[Saved entries]

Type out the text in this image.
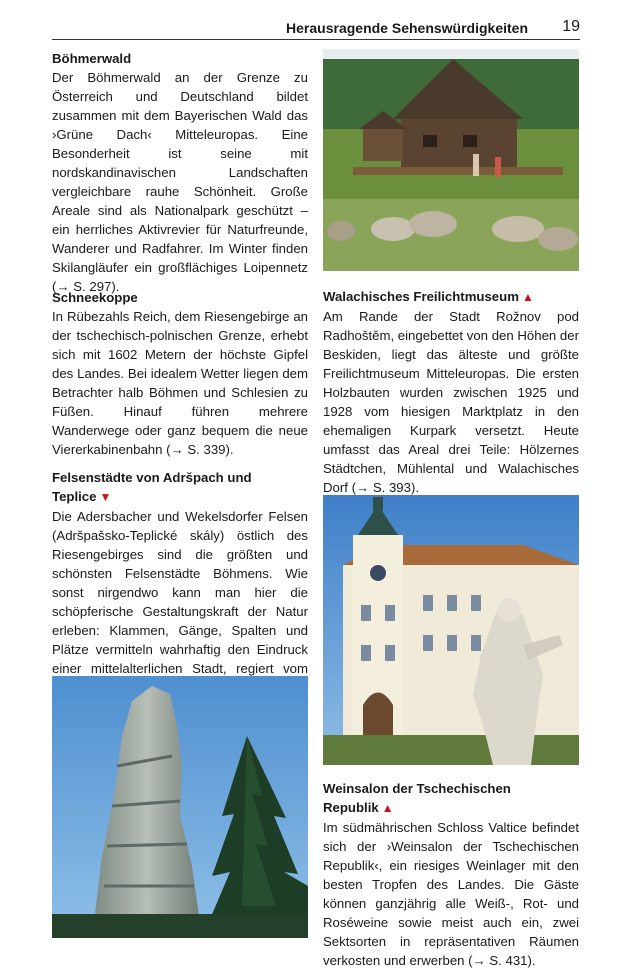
Herausragende Sehenswürdigkeiten 19
Böhmerwald

Der Böhmerwald an der Grenze zu Österreich und Deutschland bildet zusammen mit dem Bayerischen Wald das ›Grüne Dach‹ Mitteleuropas. Eine Besonderheit ist seine mit nordskandinavischen Landschaften vergleichbare rauhe Schönheit. Große Areale sind als Nationalpark geschützt – ein herrliches Aktivrevier für Naturfreunde, Wanderer und Radfahrer. Im Winter finden Skilangläufer ein großflächiges Loipennetz (→ S. 297).

Schneekoppe

In Rübezahls Reich, dem Riesengebirge an der tschechisch-polnischen Grenze, erhebt sich mit 1602 Metern der höchste Gipfel des Landes. Bei idealem Wetter liegen dem Betrachter halb Böhmen und Schlesien zu Füßen. Hinauf führen mehrere Wanderwege oder ganz bequem die neue Viererkabinenbahn (→ S. 339).

Felsenstädte von Adršpach und Teplice ▼

Die Adersbacher und Wekelsdorfer Felsen (Adršpašsko-Teplické skály) östlich des Riesengebirges sind die größten und schönsten Felsenstädte Böhmens. Wie sonst nirgendwo kann man hier die schöpferische Gestaltungskraft der Natur erleben: Klammen, Gänge, Spalten und Plätze vermitteln wahrhaftig den Eindruck einer mittelalterlichen Stadt, regiert vom

Walachisches Freilichtmuseum ▲

Am Rande der Stadt Rožnov pod Radhoštěm, eingebettet von den Höhen der Beskiden, liegt das älteste und größte Freilichtmuseum Mitteleuropas. Die ersten Holzbauten wurden zwischen 1925 und 1928 vom hiesigen Marktplatz in den ehemaligen Kurpark versetzt. Heute umfasst das Areal drei Teile: Hölzernes Städtchen, Mühlental und Walachisches Dorf (→ S. 393).

Weinsalon der Tschechischen Republik ▲

Im südmährischen Schloss Valtice befindet sich der ›Weinsalon der Tschechischen Republik‹, ein riesiges Weinlager mit den besten Tropfen des Landes. Die Gäste können ganzjährig alle Weiß-, Rot- und Roséweine sowie meist auch ein, zwei Sektsorten in repräsentativen Räumen verkosten und erwerben (→ S. 431).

*SET TASK:*
Your task is an exact transcription of all the data, minus the pictures.

*COMPLETED EXERCISE:*
Type out the text in this image.
Herausragende Sehenswürdigkeiten 19
Böhmerwald

Der Böhmerwald an der Grenze zu Österreich und Deutschland bildet zusammen mit dem Bayerischen Wald das ›Grüne Dach‹ Mitteleuropas. Eine Besonderheit ist seine mit nordskandinavischen Landschaften vergleichbare rauhe Schönheit. Große Areale sind als Nationalpark geschützt – ein herrliches Aktivrevier für Naturfreunde, Wanderer und Radfahrer. Im Winter finden Skilangläufer ein großflächiges Loipennetz (→ S. 297).

Schneekoppe

In Rübezahls Reich, dem Riesengebirge an der tschechisch-polnischen Grenze, erhebt sich mit 1602 Metern der höchste Gipfel des Landes. Bei idealem Wetter liegen dem Betrachter halb Böhmen und Schlesien zu Füßen. Hinauf führen mehrere Wanderwege oder ganz bequem die neue Viererkabinenbahn (→ S. 339).

Felsenstädte von Adršpach und Teplice ▼

Die Adersbacher und Wekelsdorfer Felsen (Adršpašsko-Teplické skály) östlich des Riesengebirges sind die größten und schönsten Felsenstädte Böhmens. Wie sonst nirgendwo kann man hier die schöpferische Gestaltungskraft der Natur erleben: Klammen, Gänge, Spalten und Plätze vermitteln wahrhaftig den Eindruck einer mittelalterlichen Stadt, regiert vom

Walachisches Freilichtmuseum ▲

Am Rande der Stadt Rožnov pod Radhoštěm, eingebettet von den Höhen der Beskiden, liegt das älteste und größte Freilichtmuseum Mitteleuropas. Die ersten Holzbauten wurden zwischen 1925 und 1928 vom hiesigen Marktplatz in den ehemaligen Kurpark versetzt. Heute umfasst das Areal drei Teile: Hölzernes Städtchen, Mühlental und Walachisches Dorf (→ S. 393).

Weinsalon der Tschechischen Republik ▲

Im südmährischen Schloss Valtice befindet sich der ›Weinsalon der Tschechischen Republik‹, ein riesiges Weinlager mit den besten Tropfen des Landes. Die Gäste können ganzjährig alle Weiß-, Rot- und Roséweine sowie meist auch ein, zwei Sektsorten in repräsentativen Räumen verkosten und erwerben (→ S. 431).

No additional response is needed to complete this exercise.